Collected data entries
◆ ◆ ◆ ◆ ◆
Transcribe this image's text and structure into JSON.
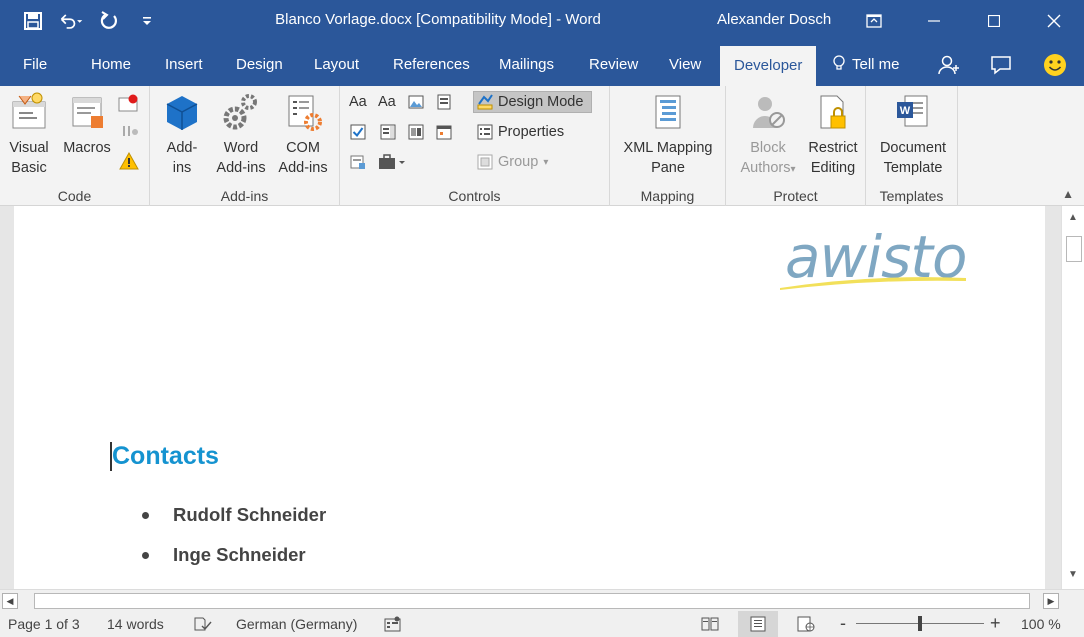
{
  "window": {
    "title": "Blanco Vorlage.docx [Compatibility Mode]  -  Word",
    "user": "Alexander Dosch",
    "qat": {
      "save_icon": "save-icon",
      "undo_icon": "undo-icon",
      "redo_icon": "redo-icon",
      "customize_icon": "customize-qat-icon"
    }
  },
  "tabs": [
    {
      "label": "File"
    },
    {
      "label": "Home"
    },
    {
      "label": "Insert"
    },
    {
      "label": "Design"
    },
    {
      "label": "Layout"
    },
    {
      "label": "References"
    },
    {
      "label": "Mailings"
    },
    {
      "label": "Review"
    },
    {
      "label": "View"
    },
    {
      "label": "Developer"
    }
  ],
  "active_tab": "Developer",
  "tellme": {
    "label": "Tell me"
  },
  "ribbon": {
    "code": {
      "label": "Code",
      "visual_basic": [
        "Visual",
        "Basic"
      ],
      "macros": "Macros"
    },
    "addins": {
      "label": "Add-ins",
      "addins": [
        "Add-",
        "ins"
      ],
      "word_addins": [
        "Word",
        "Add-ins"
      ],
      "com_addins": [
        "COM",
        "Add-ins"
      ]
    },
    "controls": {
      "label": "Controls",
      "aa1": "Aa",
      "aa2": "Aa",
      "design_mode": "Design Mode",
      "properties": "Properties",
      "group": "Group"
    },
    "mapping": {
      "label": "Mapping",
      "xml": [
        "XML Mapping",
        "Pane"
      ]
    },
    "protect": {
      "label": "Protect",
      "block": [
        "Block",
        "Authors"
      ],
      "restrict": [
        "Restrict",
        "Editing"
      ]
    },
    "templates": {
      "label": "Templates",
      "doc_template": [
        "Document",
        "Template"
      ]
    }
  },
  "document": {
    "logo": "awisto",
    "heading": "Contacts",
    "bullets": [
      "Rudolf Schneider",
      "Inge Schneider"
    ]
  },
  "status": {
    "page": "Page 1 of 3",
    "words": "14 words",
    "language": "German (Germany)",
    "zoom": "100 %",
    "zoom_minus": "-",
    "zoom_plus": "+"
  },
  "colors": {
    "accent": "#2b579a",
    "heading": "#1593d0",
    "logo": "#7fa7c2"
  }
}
◆ ◆ ◆ ◆ ◆
» BRIEF:
From the listing above, collect each line in which the string "Mode" appears.

» TASK SOLUTION:
    "title": "Blanco Vorlage.docx [Compatibility Mode]  -  Word",
      "design_mode": "Design Mode",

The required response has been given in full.